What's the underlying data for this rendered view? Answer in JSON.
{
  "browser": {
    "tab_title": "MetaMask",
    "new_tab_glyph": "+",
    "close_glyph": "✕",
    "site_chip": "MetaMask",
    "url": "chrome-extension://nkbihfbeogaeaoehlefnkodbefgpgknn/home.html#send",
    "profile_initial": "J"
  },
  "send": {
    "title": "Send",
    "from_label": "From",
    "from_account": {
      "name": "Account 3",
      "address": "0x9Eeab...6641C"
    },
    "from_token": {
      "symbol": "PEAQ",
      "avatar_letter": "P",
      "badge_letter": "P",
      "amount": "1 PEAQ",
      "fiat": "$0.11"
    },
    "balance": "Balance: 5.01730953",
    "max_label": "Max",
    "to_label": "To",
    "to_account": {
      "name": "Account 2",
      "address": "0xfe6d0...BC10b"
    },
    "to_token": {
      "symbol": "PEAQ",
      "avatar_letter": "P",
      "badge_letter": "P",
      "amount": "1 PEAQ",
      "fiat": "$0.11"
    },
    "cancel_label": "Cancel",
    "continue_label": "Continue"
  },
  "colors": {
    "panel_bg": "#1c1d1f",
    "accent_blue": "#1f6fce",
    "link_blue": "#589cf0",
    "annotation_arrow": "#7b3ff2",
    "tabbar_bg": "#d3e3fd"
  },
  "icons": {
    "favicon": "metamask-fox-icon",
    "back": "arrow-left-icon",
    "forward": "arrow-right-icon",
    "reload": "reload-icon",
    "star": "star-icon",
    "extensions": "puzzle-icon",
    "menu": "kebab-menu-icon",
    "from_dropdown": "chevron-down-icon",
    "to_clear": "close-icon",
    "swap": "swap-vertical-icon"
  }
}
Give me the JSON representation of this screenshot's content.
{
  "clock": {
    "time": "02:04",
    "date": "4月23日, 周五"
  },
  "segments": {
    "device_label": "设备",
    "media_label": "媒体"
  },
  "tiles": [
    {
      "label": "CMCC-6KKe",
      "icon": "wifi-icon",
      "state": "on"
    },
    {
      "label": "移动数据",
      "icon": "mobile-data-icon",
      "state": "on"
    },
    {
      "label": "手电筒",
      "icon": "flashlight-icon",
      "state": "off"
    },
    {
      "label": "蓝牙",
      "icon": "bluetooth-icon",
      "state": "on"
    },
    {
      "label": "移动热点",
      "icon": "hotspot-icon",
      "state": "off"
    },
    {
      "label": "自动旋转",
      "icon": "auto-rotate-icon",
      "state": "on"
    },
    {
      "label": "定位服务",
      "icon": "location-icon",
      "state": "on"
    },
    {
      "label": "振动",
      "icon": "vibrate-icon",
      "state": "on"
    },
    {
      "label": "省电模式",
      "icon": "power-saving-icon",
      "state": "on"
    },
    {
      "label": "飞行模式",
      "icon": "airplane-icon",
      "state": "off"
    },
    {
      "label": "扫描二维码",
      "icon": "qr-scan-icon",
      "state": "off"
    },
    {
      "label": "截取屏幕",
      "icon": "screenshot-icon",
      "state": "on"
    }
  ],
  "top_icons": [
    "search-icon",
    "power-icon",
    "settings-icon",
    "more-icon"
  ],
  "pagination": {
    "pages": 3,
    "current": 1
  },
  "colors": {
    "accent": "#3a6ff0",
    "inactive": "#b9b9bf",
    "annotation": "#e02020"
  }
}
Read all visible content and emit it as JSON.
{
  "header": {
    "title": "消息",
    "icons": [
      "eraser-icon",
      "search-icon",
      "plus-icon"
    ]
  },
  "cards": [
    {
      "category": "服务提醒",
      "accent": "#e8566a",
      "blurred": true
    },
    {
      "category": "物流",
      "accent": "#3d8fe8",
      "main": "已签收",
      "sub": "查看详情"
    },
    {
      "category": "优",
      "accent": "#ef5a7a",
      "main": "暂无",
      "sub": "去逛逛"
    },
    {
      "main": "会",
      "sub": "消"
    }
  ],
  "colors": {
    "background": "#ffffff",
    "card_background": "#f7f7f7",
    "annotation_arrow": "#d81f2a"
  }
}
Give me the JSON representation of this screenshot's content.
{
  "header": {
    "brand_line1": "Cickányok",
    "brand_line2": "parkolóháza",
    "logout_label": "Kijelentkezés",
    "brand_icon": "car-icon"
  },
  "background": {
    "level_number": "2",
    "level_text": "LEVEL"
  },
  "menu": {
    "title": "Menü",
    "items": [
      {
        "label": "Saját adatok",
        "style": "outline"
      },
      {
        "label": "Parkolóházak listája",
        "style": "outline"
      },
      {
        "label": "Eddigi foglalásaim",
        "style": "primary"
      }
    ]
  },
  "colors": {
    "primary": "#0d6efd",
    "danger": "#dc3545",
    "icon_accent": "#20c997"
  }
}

....

### Given request
Retype the material above, line by line, exactly.

### Answer below
What's the underlying data for this rendered view? Answer in JSON.
{
  "browser": {
    "tab_title": "MetaMask",
    "new_tab_glyph": "+",
    "close_glyph": "✕",
    "site_chip": "MetaMask",
    "url": "chrome-extension://nkbihfbeogaeaoehlefnkodbefgpgknn/home.html#send",
    "profile_initial": "J"
  },
  "send": {
    "title": "Send",
    "from_label": "From",
    "from_account": {
      "name": "Account 3",
      "address": "0x9Eeab...6641C"
    },
    "from_token": {
      "symbol": "PEAQ",
      "avatar_letter": "P",
      "badge_letter": "P",
      "amount": "1 PEAQ",
      "fiat": "$0.11"
    },
    "balance": "Balance: 5.01730953",
    "max_label": "Max",
    "to_label": "To",
    "to_account": {
      "name": "Account 2",
      "address": "0xfe6d0...BC10b"
    },
    "to_token": {
      "symbol": "PEAQ",
      "avatar_letter": "P",
      "badge_letter": "P",
      "amount": "1 PEAQ",
      "fiat": "$0.11"
    },
    "cancel_label": "Cancel",
    "continue_label": "Continue"
  },
  "colors": {
    "panel_bg": "#1c1d1f",
    "accent_blue": "#1f6fce",
    "link_blue": "#589cf0",
    "annotation_arrow": "#7b3ff2",
    "tabbar_bg": "#d3e3fd"
  },
  "icons": {
    "favicon": "metamask-fox-icon",
    "back": "arrow-left-icon",
    "forward": "arrow-right-icon",
    "reload": "reload-icon",
    "star": "star-icon",
    "extensions": "puzzle-icon",
    "menu": "kebab-menu-icon",
    "from_dropdown": "chevron-down-icon",
    "to_clear": "close-icon",
    "swap": "swap-vertical-icon"
  }
}
Give me the JSON representation of this screenshot's content.
{
  "clock": {
    "time": "02:04",
    "date": "4月23日, 周五"
  },
  "segments": {
    "device_label": "设备",
    "media_label": "媒体"
  },
  "tiles": [
    {
      "label": "CMCC-6KKe",
      "icon": "wifi-icon",
      "state": "on"
    },
    {
      "label": "移动数据",
      "icon": "mobile-data-icon",
      "state": "on"
    },
    {
      "label": "手电筒",
      "icon": "flashlight-icon",
      "state": "off"
    },
    {
      "label": "蓝牙",
      "icon": "bluetooth-icon",
      "state": "on"
    },
    {
      "label": "移动热点",
      "icon": "hotspot-icon",
      "state": "off"
    },
    {
      "label": "自动旋转",
      "icon": "auto-rotate-icon",
      "state": "on"
    },
    {
      "label": "定位服务",
      "icon": "location-icon",
      "state": "on"
    },
    {
      "label": "振动",
      "icon": "vibrate-icon",
      "state": "on"
    },
    {
      "label": "省电模式",
      "icon": "power-saving-icon",
      "state": "on"
    },
    {
      "label": "飞行模式",
      "icon": "airplane-icon",
      "state": "off"
    },
    {
      "label": "扫描二维码",
      "icon": "qr-scan-icon",
      "state": "off"
    },
    {
      "label": "截取屏幕",
      "icon": "screenshot-icon",
      "state": "on"
    }
  ],
  "top_icons": [
    "search-icon",
    "power-icon",
    "settings-icon",
    "more-icon"
  ],
  "pagination": {
    "pages": 3,
    "current": 1
  },
  "colors": {
    "accent": "#3a6ff0",
    "inactive": "#b9b9bf",
    "annotation": "#e02020"
  }
}
Read all visible content and emit it as JSON.
{
  "header": {
    "title": "消息",
    "icons": [
      "eraser-icon",
      "search-icon",
      "plus-icon"
    ]
  },
  "cards": [
    {
      "category": "服务提醒",
      "accent": "#e8566a",
      "blurred": true
    },
    {
      "category": "物流",
      "accent": "#3d8fe8",
      "main": "已签收",
      "sub": "查看详情"
    },
    {
      "category": "优",
      "accent": "#ef5a7a",
      "main": "暂无",
      "sub": "去逛逛"
    },
    {
      "main": "会",
      "sub": "消"
    }
  ],
  "colors": {
    "background": "#ffffff",
    "card_background": "#f7f7f7",
    "annotation_arrow": "#d81f2a"
  }
}
Give me the JSON representation of this screenshot's content.
{
  "header": {
    "brand_line1": "Cickányok",
    "brand_line2": "parkolóháza",
    "logout_label": "Kijelentkezés",
    "brand_icon": "car-icon"
  },
  "background": {
    "level_number": "2",
    "level_text": "LEVEL"
  },
  "menu": {
    "title": "Menü",
    "items": [
      {
        "label": "Saját adatok",
        "style": "outline"
      },
      {
        "label": "Parkolóházak listája",
        "style": "outline"
      },
      {
        "label": "Eddigi foglalásaim",
        "style": "primary"
      }
    ]
  },
  "colors": {
    "primary": "#0d6efd",
    "danger": "#dc3545",
    "icon_accent": "#20c997"
  }
}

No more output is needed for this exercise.